== DATA TO USE ==

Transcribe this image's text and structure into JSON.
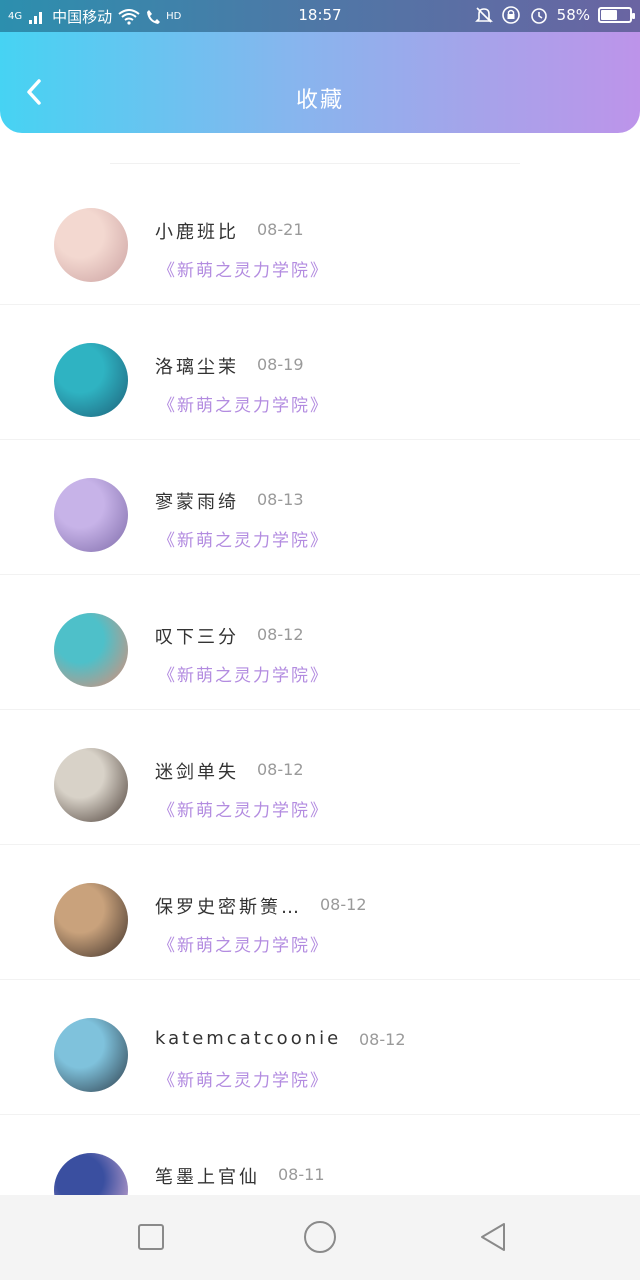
{
  "status_bar": {
    "network": "4G",
    "carrier": "中国移动",
    "hd": "HD",
    "time": "18:57",
    "battery": "58%",
    "battery_level": 0.58
  },
  "header": {
    "title": "收藏"
  },
  "items": [
    {
      "name": "小鹿班比",
      "date": "08-21",
      "book": "《新萌之灵力学院》",
      "avatar_colors": [
        "#f3d8d0",
        "#caa0a0"
      ]
    },
    {
      "name": "洛璃尘茉",
      "date": "08-19",
      "book": "《新萌之灵力学院》",
      "avatar_colors": [
        "#2fb3c2",
        "#1d5e77"
      ]
    },
    {
      "name": "寥蒙雨绮",
      "date": "08-13",
      "book": "《新萌之灵力学院》",
      "avatar_colors": [
        "#c7b3e8",
        "#7d6aa8"
      ]
    },
    {
      "name": "叹下三分",
      "date": "08-12",
      "book": "《新萌之灵力学院》",
      "avatar_colors": [
        "#4ec0c9",
        "#e28a72"
      ]
    },
    {
      "name": "迷剑单失",
      "date": "08-12",
      "book": "《新萌之灵力学院》",
      "avatar_colors": [
        "#d8d2c8",
        "#4a3d36"
      ]
    },
    {
      "name": "保罗史密斯箦…",
      "date": "08-12",
      "book": "《新萌之灵力学院》",
      "avatar_colors": [
        "#c9a27c",
        "#3b2e27"
      ]
    },
    {
      "name": "katemcatcoonie",
      "date": "08-12",
      "book": "《新萌之灵力学院》",
      "avatar_colors": [
        "#7fc2dc",
        "#2c3b48"
      ]
    },
    {
      "name": "笔墨上官仙",
      "date": "08-11",
      "book": "",
      "avatar_colors": [
        "#3a4fa0",
        "#e3b6d8"
      ]
    }
  ]
}
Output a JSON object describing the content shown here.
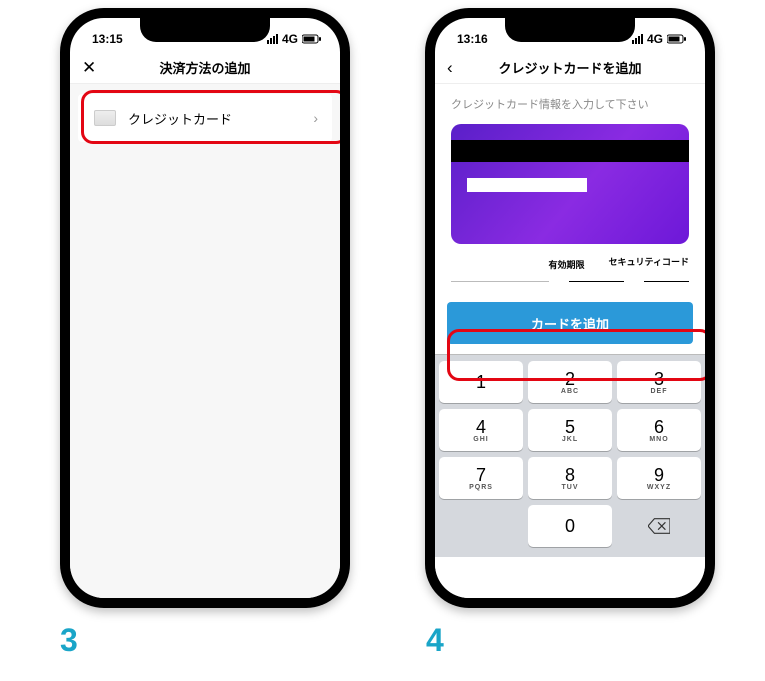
{
  "steps": {
    "three": "3",
    "four": "4"
  },
  "screen1": {
    "status_time": "13:15",
    "status_net": "4G",
    "nav_close": "✕",
    "nav_title": "決済方法の追加",
    "row_label": "クレジットカード"
  },
  "screen2": {
    "status_time": "13:16",
    "status_net": "4G",
    "nav_title": "クレジットカードを追加",
    "subtext": "クレジットカード情報を入力して下さい",
    "label_expiry": "有効期限",
    "label_cvv": "セキュリティコード",
    "button_label": "カードを追加",
    "keypad": [
      [
        {
          "n": "1",
          "s": ""
        },
        {
          "n": "2",
          "s": "ABC"
        },
        {
          "n": "3",
          "s": "DEF"
        }
      ],
      [
        {
          "n": "4",
          "s": "GHI"
        },
        {
          "n": "5",
          "s": "JKL"
        },
        {
          "n": "6",
          "s": "MNO"
        }
      ],
      [
        {
          "n": "7",
          "s": "PQRS"
        },
        {
          "n": "8",
          "s": "TUV"
        },
        {
          "n": "9",
          "s": "WXYZ"
        }
      ],
      [
        {
          "n": "",
          "s": "",
          "blank": true
        },
        {
          "n": "0",
          "s": ""
        },
        {
          "n": "",
          "s": "",
          "del": true
        }
      ]
    ]
  }
}
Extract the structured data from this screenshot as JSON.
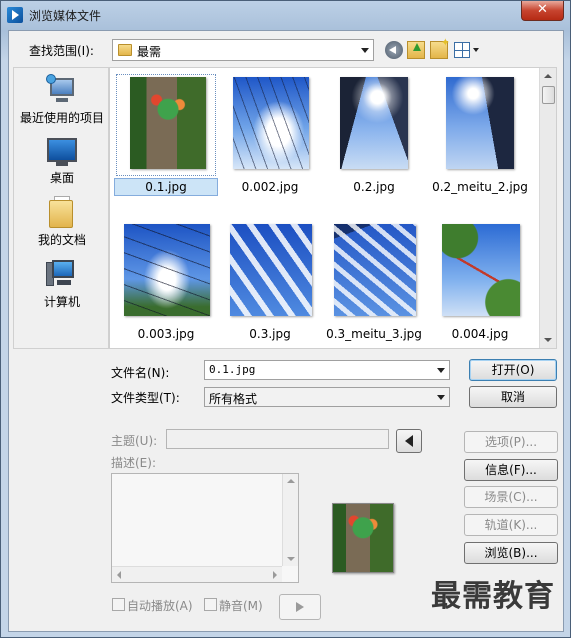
{
  "window": {
    "title": "浏览媒体文件",
    "close_label": "✕"
  },
  "lookin": {
    "label": "查找范围(I):",
    "value": "最需"
  },
  "places": [
    {
      "label": "最近使用的项目"
    },
    {
      "label": "桌面"
    },
    {
      "label": "我的文档"
    },
    {
      "label": "计算机"
    }
  ],
  "files": [
    {
      "name": "0.1.jpg"
    },
    {
      "name": "0.002.jpg"
    },
    {
      "name": "0.2.jpg"
    },
    {
      "name": "0.2_meitu_2.jpg"
    },
    {
      "name": "0.003.jpg"
    },
    {
      "name": "0.3.jpg"
    },
    {
      "name": "0.3_meitu_3.jpg"
    },
    {
      "name": "0.004.jpg"
    }
  ],
  "filename": {
    "label": "文件名(N):",
    "value": "0.1.jpg"
  },
  "filetype": {
    "label": "文件类型(T):",
    "value": "所有格式"
  },
  "buttons": {
    "open": "打开(O)",
    "cancel": "取消",
    "options": "选项(P)...",
    "info": "信息(F)...",
    "scene": "场景(C)...",
    "track": "轨道(K)...",
    "browse": "浏览(B)..."
  },
  "meta": {
    "subject_label": "主题(U):",
    "desc_label": "描述(E):"
  },
  "playback": {
    "autoplay_label": "自动播放(A)",
    "mute_label": "静音(M)"
  },
  "watermark": "最需教育",
  "colors": {
    "selection": "#cce4f7",
    "close": "#c7442f"
  }
}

===

_WHAT IS EXPECTED_
Your answer should be one number: how many lines of the listing include the word "this".

_FINAL RESULT_
2